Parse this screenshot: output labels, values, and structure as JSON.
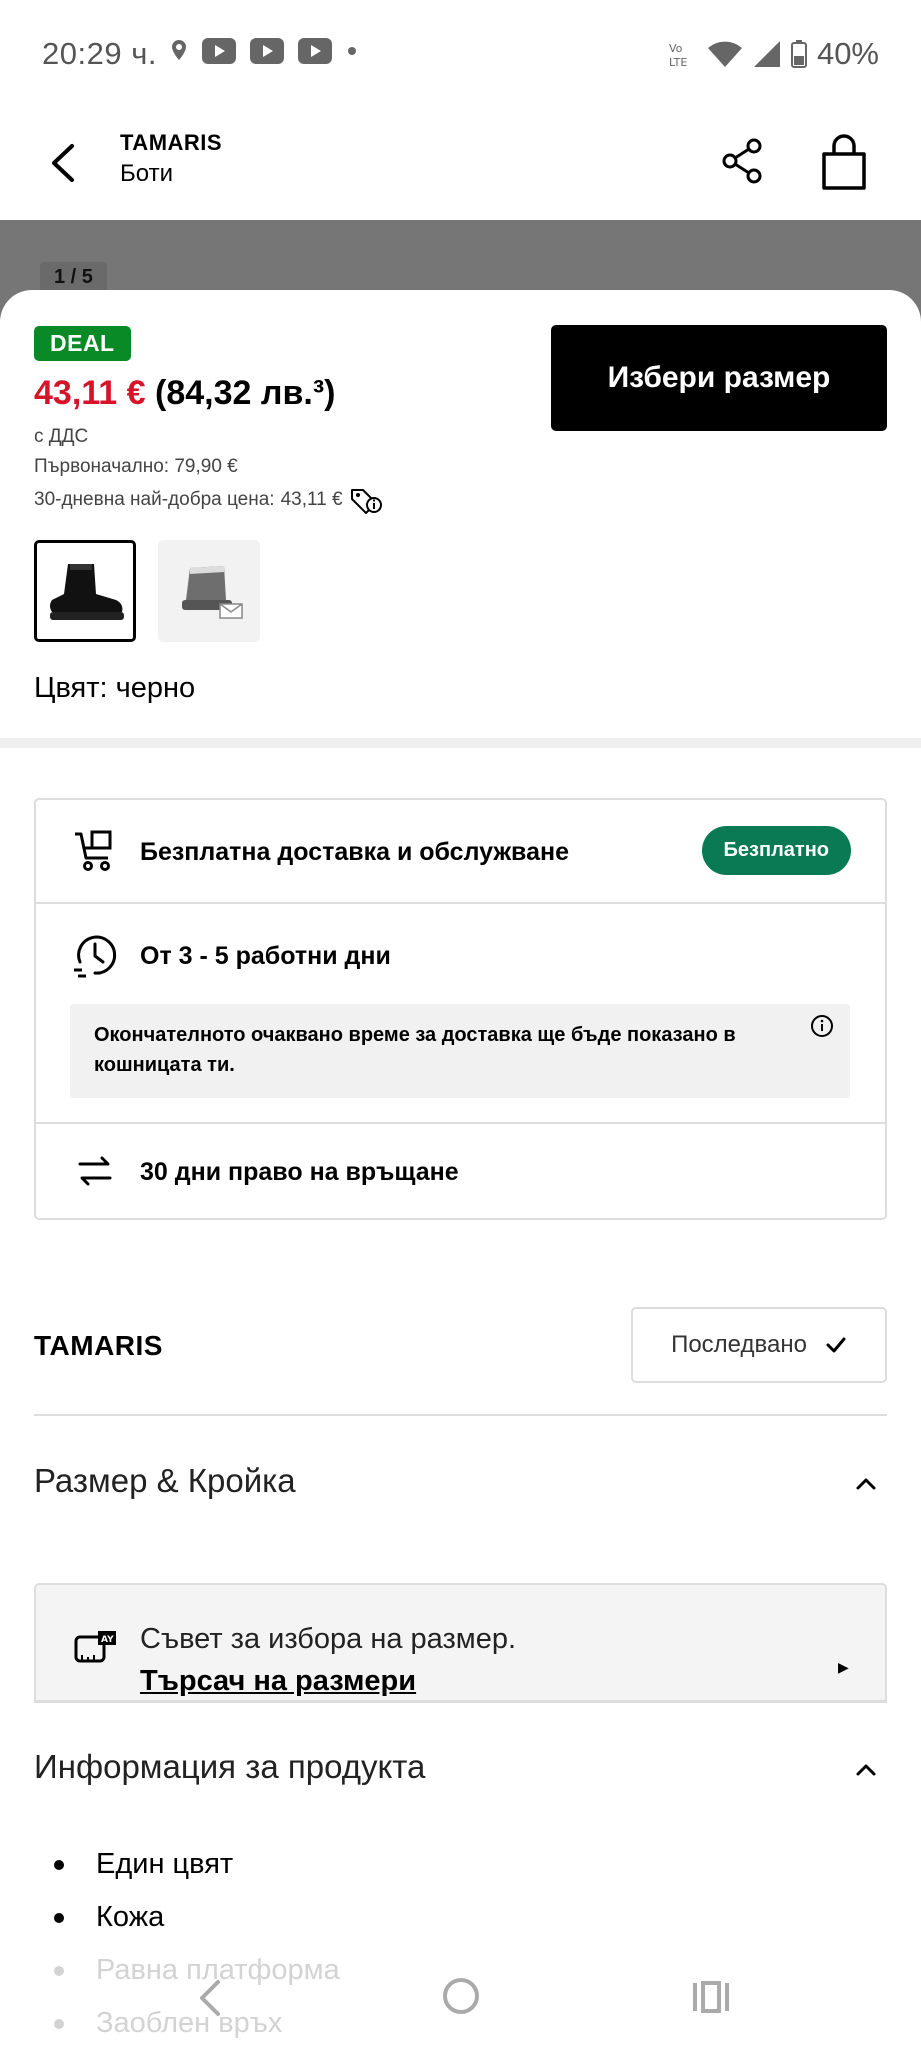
{
  "status_bar": {
    "time": "20:29 ч.",
    "battery": "40%"
  },
  "header": {
    "brand": "TAMARIS",
    "category": "Боти"
  },
  "gallery": {
    "counter": "1 / 5"
  },
  "product": {
    "badge": "DEAL",
    "price_eur": "43,11 €",
    "price_bgn": "(84,32 лв.³)",
    "vat": "с ДДС",
    "original": "Първоначално: 79,90 €",
    "best_price_label": "30-дневна най-добра цена:",
    "best_price_value": "43,11 €",
    "choose_size": "Избери размер",
    "color": "Цвят: черно"
  },
  "delivery": {
    "free_delivery": "Безплатна доставка и обслужване",
    "free_badge": "Безплатно",
    "delivery_time": "От 3 - 5 работни дни",
    "delivery_note": "Окончателното очаквано време за доставка ще бъде показано в кошницата ти.",
    "returns": "30 дни право на връщане"
  },
  "brand_section": {
    "name": "TAMARIS",
    "follow_label": "Последвано"
  },
  "size_fit": {
    "title": "Размер & Кройка",
    "advice": "Съвет за избора на размер.",
    "finder_link": "Търсач на размери"
  },
  "product_info": {
    "title": "Информация за продукта",
    "bullets": [
      "Един цвят",
      "Кожа",
      "Равна платформа",
      "Заоблен връх"
    ]
  },
  "colors": {
    "deal_green": "#0a8a26",
    "price_red": "#d7132a",
    "free_pill": "#0a7a54"
  }
}
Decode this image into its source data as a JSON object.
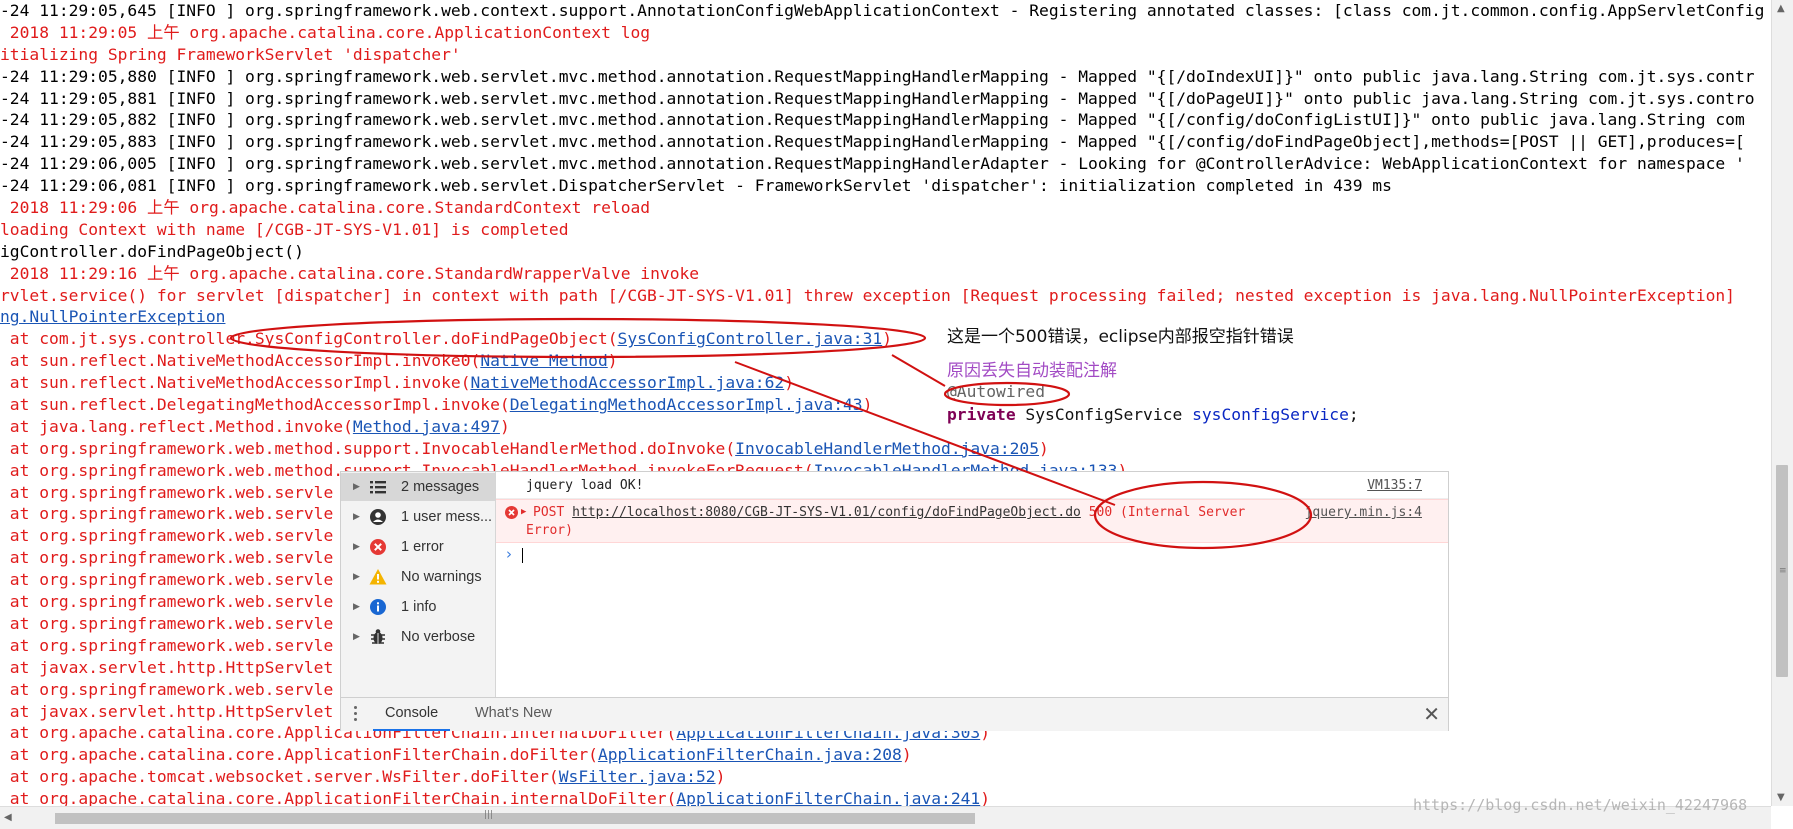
{
  "log_lines": [
    {
      "style": "info",
      "text": "-24 11:29:05,645 [INFO ] org.springframework.web.context.support.AnnotationConfigWebApplicationContext - Registering annotated classes: [class com.jt.common.config.AppServletConfig"
    },
    {
      "style": "err",
      "text": " 2018 11:29:05 上午 org.apache.catalina.core.ApplicationContext log"
    },
    {
      "style": "err",
      "text": "itializing Spring FrameworkServlet 'dispatcher'"
    },
    {
      "style": "info",
      "text": "-24 11:29:05,880 [INFO ] org.springframework.web.servlet.mvc.method.annotation.RequestMappingHandlerMapping - Mapped \"{[/doIndexUI]}\" onto public java.lang.String com.jt.sys.contr"
    },
    {
      "style": "info",
      "text": "-24 11:29:05,881 [INFO ] org.springframework.web.servlet.mvc.method.annotation.RequestMappingHandlerMapping - Mapped \"{[/doPageUI]}\" onto public java.lang.String com.jt.sys.contro"
    },
    {
      "style": "info",
      "text": "-24 11:29:05,882 [INFO ] org.springframework.web.servlet.mvc.method.annotation.RequestMappingHandlerMapping - Mapped \"{[/config/doConfigListUI]}\" onto public java.lang.String com"
    },
    {
      "style": "info",
      "text": "-24 11:29:05,883 [INFO ] org.springframework.web.servlet.mvc.method.annotation.RequestMappingHandlerMapping - Mapped \"{[/config/doFindPageObject],methods=[POST || GET],produces=["
    },
    {
      "style": "info",
      "text": "-24 11:29:06,005 [INFO ] org.springframework.web.servlet.mvc.method.annotation.RequestMappingHandlerAdapter - Looking for @ControllerAdvice: WebApplicationContext for namespace '"
    },
    {
      "style": "info",
      "text": "-24 11:29:06,081 [INFO ] org.springframework.web.servlet.DispatcherServlet - FrameworkServlet 'dispatcher': initialization completed in 439 ms"
    },
    {
      "style": "err",
      "text": " 2018 11:29:06 上午 org.apache.catalina.core.StandardContext reload"
    },
    {
      "style": "err",
      "text": "loading Context with name [/CGB-JT-SYS-V1.01] is completed"
    },
    {
      "style": "info",
      "text": "igController.doFindPageObject()"
    },
    {
      "style": "err",
      "text": " 2018 11:29:16 上午 org.apache.catalina.core.StandardWrapperValve invoke"
    },
    {
      "style": "err",
      "text": "rvlet.service() for servlet [dispatcher] in context with path [/CGB-JT-SYS-V1.01] threw exception [Request processing failed; nested exception is java.lang.NullPointerException]"
    },
    {
      "style": "err",
      "text": "",
      "link": "ng.NullPointerException"
    },
    {
      "style": "err",
      "text": " at com.jt.sys.controller.SysConfigController.doFindPageObject(",
      "link": "SysConfigController.java:31",
      "after": ")"
    },
    {
      "style": "err",
      "text": " at sun.reflect.NativeMethodAccessorImpl.invoke0(",
      "link": "Native Method",
      "after": ")"
    },
    {
      "style": "err",
      "text": " at sun.reflect.NativeMethodAccessorImpl.invoke(",
      "link": "NativeMethodAccessorImpl.java:62",
      "after": ")"
    },
    {
      "style": "err",
      "text": " at sun.reflect.DelegatingMethodAccessorImpl.invoke(",
      "link": "DelegatingMethodAccessorImpl.java:43",
      "after": ")"
    },
    {
      "style": "err",
      "text": " at java.lang.reflect.Method.invoke(",
      "link": "Method.java:497",
      "after": ")"
    },
    {
      "style": "err",
      "text": " at org.springframework.web.method.support.InvocableHandlerMethod.doInvoke(",
      "link": "InvocableHandlerMethod.java:205",
      "after": ")"
    },
    {
      "style": "err",
      "text": " at org.springframework.web.method.support.InvocableHandlerMethod.invokeForRequest(",
      "link": "InvocableHandlerMethod.java:133",
      "after": ")"
    },
    {
      "style": "err",
      "text": " at org.springframework.web.servle"
    },
    {
      "style": "err",
      "text": " at org.springframework.web.servle"
    },
    {
      "style": "err",
      "text": " at org.springframework.web.servle"
    },
    {
      "style": "err",
      "text": " at org.springframework.web.servle"
    },
    {
      "style": "err",
      "text": " at org.springframework.web.servle"
    },
    {
      "style": "err",
      "text": " at org.springframework.web.servle"
    },
    {
      "style": "err",
      "text": " at org.springframework.web.servle"
    },
    {
      "style": "err",
      "text": " at org.springframework.web.servle"
    },
    {
      "style": "err",
      "text": " at javax.servlet.http.HttpServlet"
    },
    {
      "style": "err",
      "text": " at org.springframework.web.servle"
    },
    {
      "style": "err",
      "text": " at javax.servlet.http.HttpServlet"
    },
    {
      "style": "err",
      "text": " at org.apache.catalina.core.ApplicationFilterChain.internalDoFilter(",
      "link": "ApplicationFilterChain.java:303",
      "after": ")"
    },
    {
      "style": "err",
      "text": " at org.apache.catalina.core.ApplicationFilterChain.doFilter(",
      "link": "ApplicationFilterChain.java:208",
      "after": ")"
    },
    {
      "style": "err",
      "text": " at org.apache.tomcat.websocket.server.WsFilter.doFilter(",
      "link": "WsFilter.java:52",
      "after": ")"
    },
    {
      "style": "err",
      "text": " at org.apache.catalina.core.ApplicationFilterChain.internalDoFilter(",
      "link": "ApplicationFilterChain.java:241",
      "after": ")"
    }
  ],
  "annotations": {
    "note_500": "这是一个500错误，eclipse内部报空指针错误",
    "note_reason": "原因丢失自动装配注解",
    "code_annotation": "@Autowired",
    "code_keyword": "private",
    "code_type": " SysConfigService ",
    "code_field": "sysConfigService",
    "code_end": ";"
  },
  "devtools": {
    "sidebar": [
      {
        "label": "2 messages",
        "icon": "list-icon",
        "selected": true
      },
      {
        "label": "1 user mess...",
        "icon": "user-icon",
        "selected": false
      },
      {
        "label": "1 error",
        "icon": "error-icon",
        "selected": false
      },
      {
        "label": "No warnings",
        "icon": "warning-icon",
        "selected": false
      },
      {
        "label": "1 info",
        "icon": "info-icon",
        "selected": false
      },
      {
        "label": "No verbose",
        "icon": "bug-icon",
        "selected": false
      }
    ],
    "messages": {
      "jquery_text": "jquery load OK!",
      "jquery_source": "VM135:7",
      "error_method": "POST ",
      "error_url": "http://localhost:8080/CGB-JT-SYS-V1.01/config/doFindPageObject.do",
      "error_status": " 500 (Internal Server",
      "error_status_cont": "Error)",
      "error_source": "jquery.min.js:4"
    },
    "tabs": {
      "console": "Console",
      "whats_new": "What's New"
    },
    "close_glyph": "✕"
  },
  "watermark": "https://blog.csdn.net/weixin_42247968",
  "colors": {
    "error_text": "#e01b1b",
    "link": "#1a55b5",
    "annotation_ink": "#d11111",
    "reason_purple": "#a24bc4",
    "devtools_error_bg": "#fff0f0"
  }
}
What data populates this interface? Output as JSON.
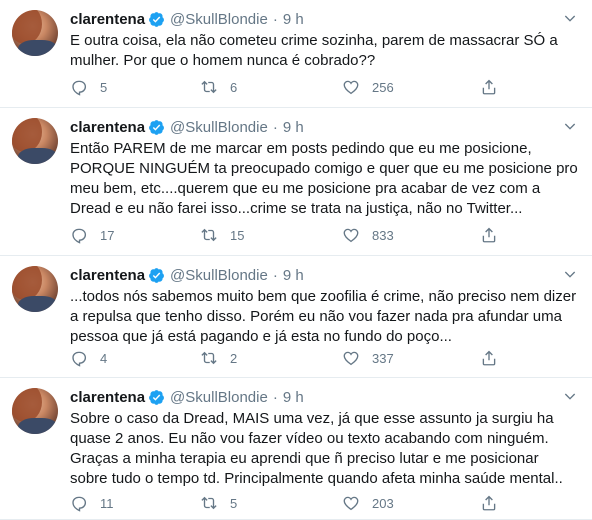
{
  "colors": {
    "accent": "#1da1f2",
    "muted": "#657786",
    "text": "#14171a",
    "divider": "#e6ecf0"
  },
  "tweets": [
    {
      "name": "clarentena",
      "handle": "@SkullBlondie",
      "dot": "·",
      "time": "9 h",
      "text": "E outra coisa, ela não cometeu crime sozinha, parem de massacrar SÓ a mulher. Por que o homem nunca é cobrado??",
      "replies": "5",
      "retweets": "6",
      "likes": "256"
    },
    {
      "name": "clarentena",
      "handle": "@SkullBlondie",
      "dot": "·",
      "time": "9 h",
      "text": "Então PAREM de me marcar em posts pedindo que eu me posicione, PORQUE NINGUÉM ta preocupado comigo e quer que eu me posicione pro meu bem, etc....querem que eu me posicione pra acabar de vez com a Dread e eu não farei isso...crime se trata na justiça, não no Twitter...",
      "replies": "17",
      "retweets": "15",
      "likes": "833"
    },
    {
      "name": "clarentena",
      "handle": "@SkullBlondie",
      "dot": "·",
      "time": "9 h",
      "text": "...todos nós sabemos muito bem que zoofilia é crime, não preciso nem dizer a repulsa que tenho disso. Porém eu não vou fazer nada pra afundar uma pessoa que já está pagando e já esta no fundo do poço...",
      "replies": "4",
      "retweets": "2",
      "likes": "337"
    },
    {
      "name": "clarentena",
      "handle": "@SkullBlondie",
      "dot": "·",
      "time": "9 h",
      "text": "Sobre o caso da Dread, MAIS uma vez, já que esse assunto ja surgiu ha quase 2 anos. Eu não vou fazer vídeo ou texto acabando com ninguém. Graças a minha terapia eu aprendi que ñ preciso lutar e me posicionar sobre tudo o tempo td. Principalmente quando afeta minha saúde mental..",
      "replies": "11",
      "retweets": "5",
      "likes": "203"
    }
  ]
}
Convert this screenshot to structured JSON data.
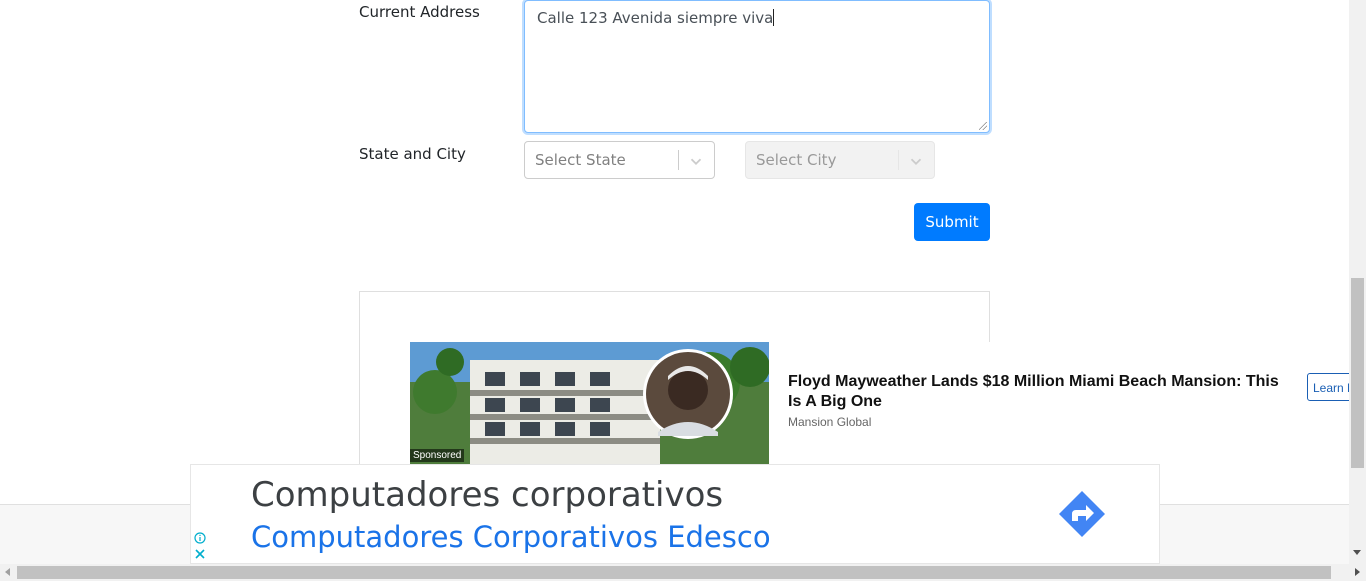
{
  "form": {
    "address_label": "Current Address",
    "address_value": "Calle 123 Avenida siempre viva",
    "state_city_label": "State and City",
    "state_placeholder": "Select State",
    "city_placeholder": "Select City",
    "submit_label": "Submit"
  },
  "promo": {
    "sponsored_label": "Sponsored",
    "title": "Floyd Mayweather Lands $18 Million Miami Beach Mansion: This Is A Big One",
    "source": "Mansion Global",
    "cta_label": "Learn M"
  },
  "banner_ad": {
    "headline": "Computadores corporativos",
    "subheadline": "Computadores Corporativos Edesco",
    "info_icon": "info-icon",
    "close_icon": "close-icon",
    "arrow_icon": "directions-arrow-icon",
    "accent_color": "#4285f4"
  },
  "colors": {
    "primary": "#007bff",
    "focus_border": "#80bdff"
  }
}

- Given task
Take every line from the data that contains the word "SysConfigController".

- Exercise response
      "text": " at com.jt.sys.controller.SysConfigController.doFindPageObject(",
      "link": "SysConfigController.java:31",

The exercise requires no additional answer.